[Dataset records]

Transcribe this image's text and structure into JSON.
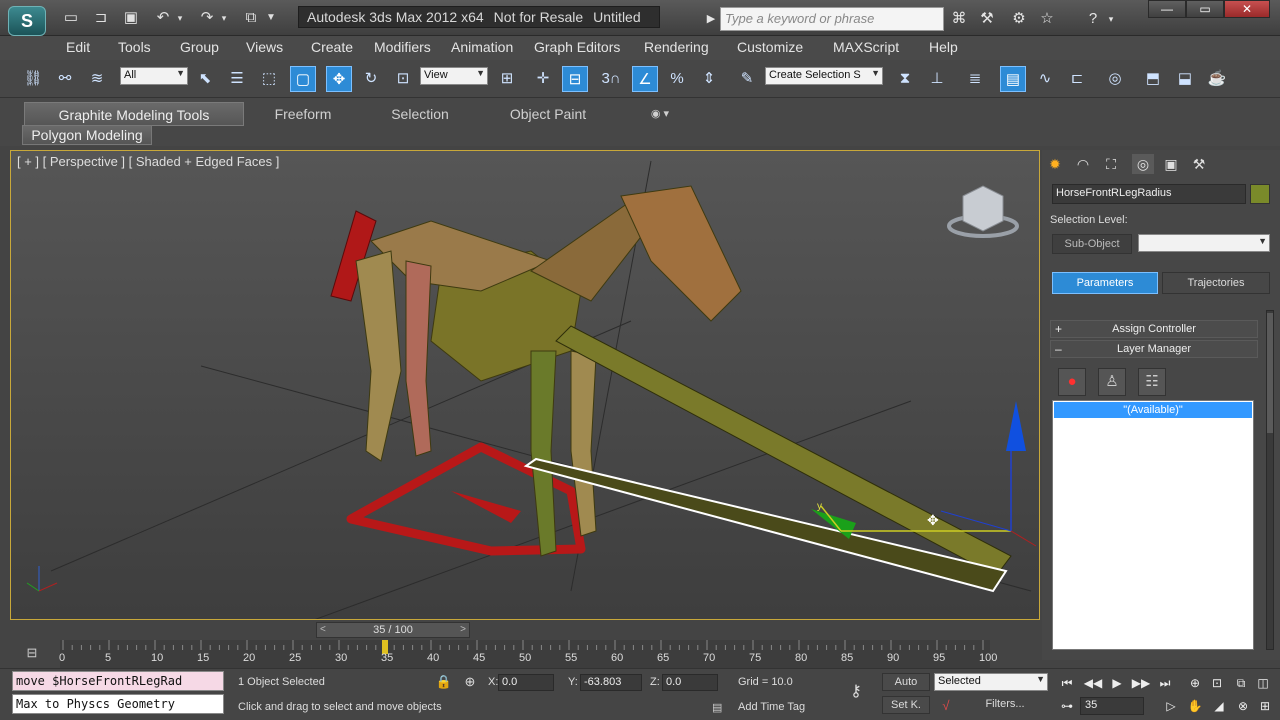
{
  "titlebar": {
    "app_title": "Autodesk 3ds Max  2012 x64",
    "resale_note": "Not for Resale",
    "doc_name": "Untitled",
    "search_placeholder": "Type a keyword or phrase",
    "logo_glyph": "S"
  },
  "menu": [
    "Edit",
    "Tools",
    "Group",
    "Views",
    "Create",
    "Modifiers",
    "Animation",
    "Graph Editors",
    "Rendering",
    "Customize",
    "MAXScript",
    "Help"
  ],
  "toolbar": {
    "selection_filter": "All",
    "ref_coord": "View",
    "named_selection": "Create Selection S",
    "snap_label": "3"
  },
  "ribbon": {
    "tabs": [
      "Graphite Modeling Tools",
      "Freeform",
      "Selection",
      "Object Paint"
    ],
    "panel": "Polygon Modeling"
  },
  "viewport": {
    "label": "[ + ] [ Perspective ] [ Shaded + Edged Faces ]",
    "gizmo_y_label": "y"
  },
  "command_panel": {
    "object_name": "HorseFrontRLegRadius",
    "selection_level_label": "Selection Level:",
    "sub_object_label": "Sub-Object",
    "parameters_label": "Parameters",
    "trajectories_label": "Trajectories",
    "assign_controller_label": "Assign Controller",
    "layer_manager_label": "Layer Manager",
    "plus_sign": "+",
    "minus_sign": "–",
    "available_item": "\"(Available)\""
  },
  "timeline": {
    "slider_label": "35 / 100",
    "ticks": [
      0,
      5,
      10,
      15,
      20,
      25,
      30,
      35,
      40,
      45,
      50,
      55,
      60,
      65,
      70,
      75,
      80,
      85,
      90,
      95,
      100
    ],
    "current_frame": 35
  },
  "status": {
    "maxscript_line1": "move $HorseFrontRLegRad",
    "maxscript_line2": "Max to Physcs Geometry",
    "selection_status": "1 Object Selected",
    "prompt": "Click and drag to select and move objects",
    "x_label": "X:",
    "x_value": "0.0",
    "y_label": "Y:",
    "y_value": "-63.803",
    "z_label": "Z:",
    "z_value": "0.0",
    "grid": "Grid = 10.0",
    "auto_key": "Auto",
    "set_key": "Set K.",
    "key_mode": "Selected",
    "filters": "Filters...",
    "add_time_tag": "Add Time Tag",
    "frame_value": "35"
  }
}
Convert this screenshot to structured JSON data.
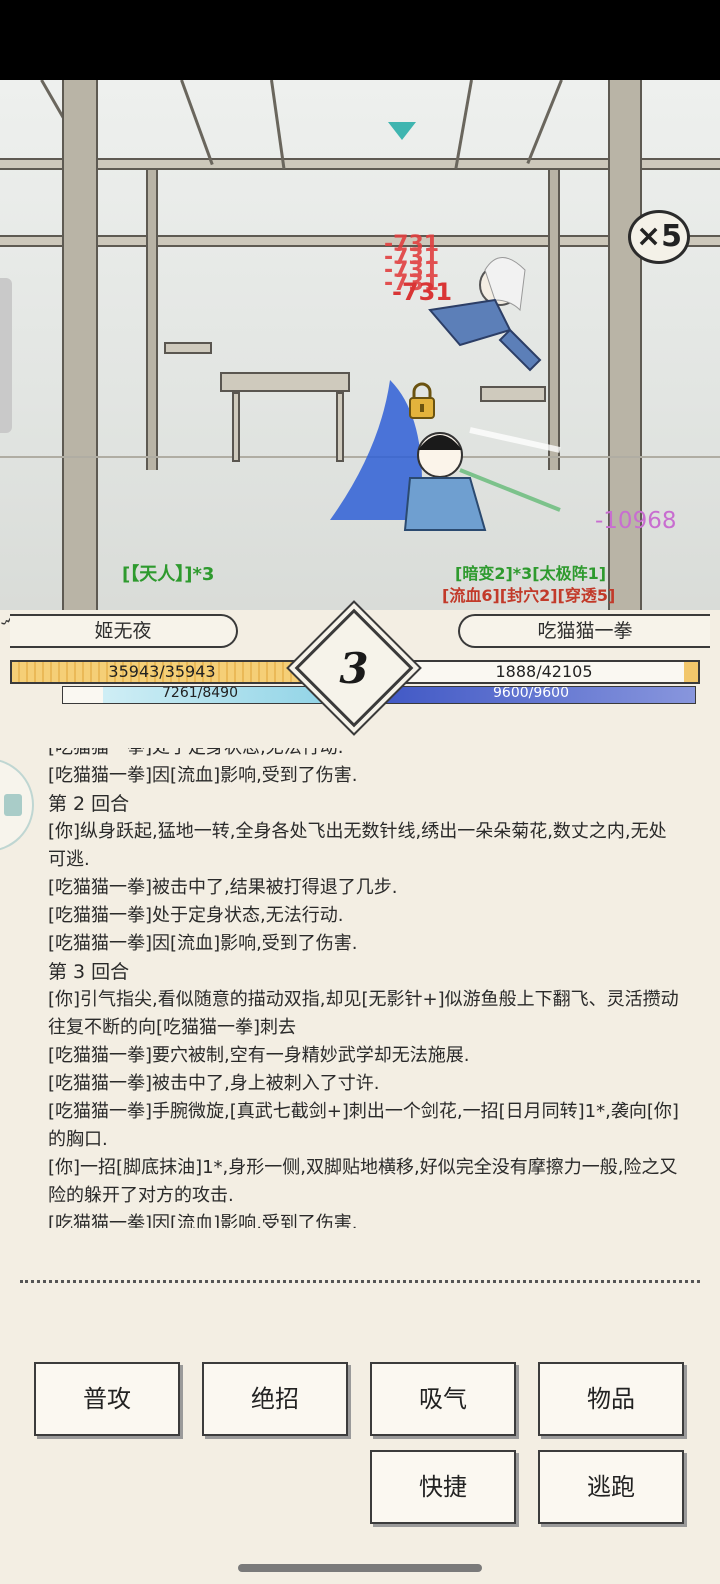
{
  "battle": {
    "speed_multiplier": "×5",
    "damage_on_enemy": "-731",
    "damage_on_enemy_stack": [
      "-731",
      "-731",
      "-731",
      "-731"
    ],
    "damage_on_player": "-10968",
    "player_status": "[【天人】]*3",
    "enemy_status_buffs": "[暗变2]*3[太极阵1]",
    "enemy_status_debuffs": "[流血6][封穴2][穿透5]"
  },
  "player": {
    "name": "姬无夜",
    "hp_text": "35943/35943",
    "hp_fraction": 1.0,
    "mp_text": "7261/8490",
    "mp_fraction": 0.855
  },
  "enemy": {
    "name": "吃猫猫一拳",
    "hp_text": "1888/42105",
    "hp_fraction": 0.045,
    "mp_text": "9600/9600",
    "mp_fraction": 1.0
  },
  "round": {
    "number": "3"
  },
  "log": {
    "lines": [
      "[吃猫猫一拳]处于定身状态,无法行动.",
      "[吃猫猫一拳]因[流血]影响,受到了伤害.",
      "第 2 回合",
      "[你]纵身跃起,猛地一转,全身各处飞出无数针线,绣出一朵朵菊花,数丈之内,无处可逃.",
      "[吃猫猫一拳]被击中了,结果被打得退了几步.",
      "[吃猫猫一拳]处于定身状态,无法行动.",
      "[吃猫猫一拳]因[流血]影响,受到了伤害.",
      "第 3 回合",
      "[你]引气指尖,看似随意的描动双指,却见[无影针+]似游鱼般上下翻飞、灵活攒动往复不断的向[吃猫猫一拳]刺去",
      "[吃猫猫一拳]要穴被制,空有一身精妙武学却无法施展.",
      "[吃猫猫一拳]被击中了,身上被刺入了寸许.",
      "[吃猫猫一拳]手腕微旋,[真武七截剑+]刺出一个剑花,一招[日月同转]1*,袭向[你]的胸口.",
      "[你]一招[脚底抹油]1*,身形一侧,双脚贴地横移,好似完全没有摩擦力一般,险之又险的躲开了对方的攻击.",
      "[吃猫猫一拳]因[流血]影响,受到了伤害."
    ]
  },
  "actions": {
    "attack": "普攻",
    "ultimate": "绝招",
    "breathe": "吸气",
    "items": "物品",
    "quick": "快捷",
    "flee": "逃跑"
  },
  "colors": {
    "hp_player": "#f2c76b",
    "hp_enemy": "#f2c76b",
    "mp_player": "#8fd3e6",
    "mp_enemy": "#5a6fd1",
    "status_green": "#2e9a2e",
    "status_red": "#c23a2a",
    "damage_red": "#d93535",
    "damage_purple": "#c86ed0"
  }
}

> [Problem]
Write out the material above again, word for word, minus its pictures.

> [Solution]
Transcribe this image's text and structure into JSON.
{
  "titlebar": {
    "app_title": "Autodesk 3ds Max  2012 x64",
    "resale_note": "Not for Resale",
    "doc_name": "Untitled",
    "search_placeholder": "Type a keyword or phrase",
    "logo_glyph": "S"
  },
  "menu": [
    "Edit",
    "Tools",
    "Group",
    "Views",
    "Create",
    "Modifiers",
    "Animation",
    "Graph Editors",
    "Rendering",
    "Customize",
    "MAXScript",
    "Help"
  ],
  "toolbar": {
    "selection_filter": "All",
    "ref_coord": "View",
    "named_selection": "Create Selection S",
    "snap_label": "3"
  },
  "ribbon": {
    "tabs": [
      "Graphite Modeling Tools",
      "Freeform",
      "Selection",
      "Object Paint"
    ],
    "panel": "Polygon Modeling"
  },
  "viewport": {
    "label": "[ + ] [ Perspective ] [ Shaded + Edged Faces ]",
    "gizmo_y_label": "y"
  },
  "command_panel": {
    "object_name": "HorseFrontRLegRadius",
    "selection_level_label": "Selection Level:",
    "sub_object_label": "Sub-Object",
    "parameters_label": "Parameters",
    "trajectories_label": "Trajectories",
    "assign_controller_label": "Assign Controller",
    "layer_manager_label": "Layer Manager",
    "plus_sign": "+",
    "minus_sign": "–",
    "available_item": "\"(Available)\""
  },
  "timeline": {
    "slider_label": "35 / 100",
    "ticks": [
      0,
      5,
      10,
      15,
      20,
      25,
      30,
      35,
      40,
      45,
      50,
      55,
      60,
      65,
      70,
      75,
      80,
      85,
      90,
      95,
      100
    ],
    "current_frame": 35
  },
  "status": {
    "maxscript_line1": "move $HorseFrontRLegRad",
    "maxscript_line2": "Max to Physcs Geometry",
    "selection_status": "1 Object Selected",
    "prompt": "Click and drag to select and move objects",
    "x_label": "X:",
    "x_value": "0.0",
    "y_label": "Y:",
    "y_value": "-63.803",
    "z_label": "Z:",
    "z_value": "0.0",
    "grid": "Grid = 10.0",
    "auto_key": "Auto",
    "set_key": "Set K.",
    "key_mode": "Selected",
    "filters": "Filters...",
    "add_time_tag": "Add Time Tag",
    "frame_value": "35"
  }
}
Convert this screenshot to structured JSON data.
{
  "battle": {
    "speed_multiplier": "×5",
    "damage_on_enemy": "-731",
    "damage_on_enemy_stack": [
      "-731",
      "-731",
      "-731",
      "-731"
    ],
    "damage_on_player": "-10968",
    "player_status": "[【天人】]*3",
    "enemy_status_buffs": "[暗变2]*3[太极阵1]",
    "enemy_status_debuffs": "[流血6][封穴2][穿透5]"
  },
  "player": {
    "name": "姬无夜",
    "hp_text": "35943/35943",
    "hp_fraction": 1.0,
    "mp_text": "7261/8490",
    "mp_fraction": 0.855
  },
  "enemy": {
    "name": "吃猫猫一拳",
    "hp_text": "1888/42105",
    "hp_fraction": 0.045,
    "mp_text": "9600/9600",
    "mp_fraction": 1.0
  },
  "round": {
    "number": "3"
  },
  "log": {
    "lines": [
      "[吃猫猫一拳]处于定身状态,无法行动.",
      "[吃猫猫一拳]因[流血]影响,受到了伤害.",
      "第 2 回合",
      "[你]纵身跃起,猛地一转,全身各处飞出无数针线,绣出一朵朵菊花,数丈之内,无处可逃.",
      "[吃猫猫一拳]被击中了,结果被打得退了几步.",
      "[吃猫猫一拳]处于定身状态,无法行动.",
      "[吃猫猫一拳]因[流血]影响,受到了伤害.",
      "第 3 回合",
      "[你]引气指尖,看似随意的描动双指,却见[无影针+]似游鱼般上下翻飞、灵活攒动往复不断的向[吃猫猫一拳]刺去",
      "[吃猫猫一拳]要穴被制,空有一身精妙武学却无法施展.",
      "[吃猫猫一拳]被击中了,身上被刺入了寸许.",
      "[吃猫猫一拳]手腕微旋,[真武七截剑+]刺出一个剑花,一招[日月同转]1*,袭向[你]的胸口.",
      "[你]一招[脚底抹油]1*,身形一侧,双脚贴地横移,好似完全没有摩擦力一般,险之又险的躲开了对方的攻击.",
      "[吃猫猫一拳]因[流血]影响,受到了伤害."
    ]
  },
  "actions": {
    "attack": "普攻",
    "ultimate": "绝招",
    "breathe": "吸气",
    "items": "物品",
    "quick": "快捷",
    "flee": "逃跑"
  },
  "colors": {
    "hp_player": "#f2c76b",
    "hp_enemy": "#f2c76b",
    "mp_player": "#8fd3e6",
    "mp_enemy": "#5a6fd1",
    "status_green": "#2e9a2e",
    "status_red": "#c23a2a",
    "damage_red": "#d93535",
    "damage_purple": "#c86ed0"
  }
}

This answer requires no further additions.